-- Directions for this task --
Write out the material again exactly, please, and omit the pictures.

-- Provided data --

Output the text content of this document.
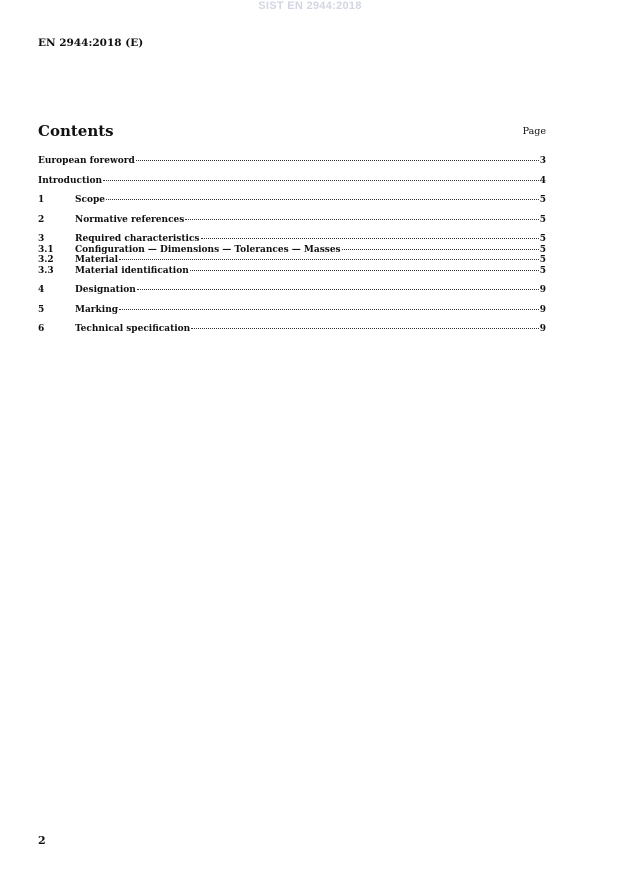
SIST EN 2944:2018
EN 2944:2018 (E)
Contents	Page
European foreword	3
Introduction	4
1	Scope	5
2	Normative references	5
3	Required characteristics	5
3.1	Configuration — Dimensions — Tolerances — Masses	5
3.2	Material	5
3.3	Material identification	5
4	Designation	9
5	Marking	9
6	Technical specification	9
2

-- Answer for this exercise --
Output the text content of this document.
SIST EN 2944:2018
EN 2944:2018 (E)
Contents	Page
European foreword	3
Introduction	4
1	Scope	5
2	Normative references	5
3	Required characteristics	5
3.1	Configuration — Dimensions — Tolerances — Masses	5
3.2	Material	5
3.3	Material identification	5
4	Designation	9
5	Marking	9
6	Technical specification	9
2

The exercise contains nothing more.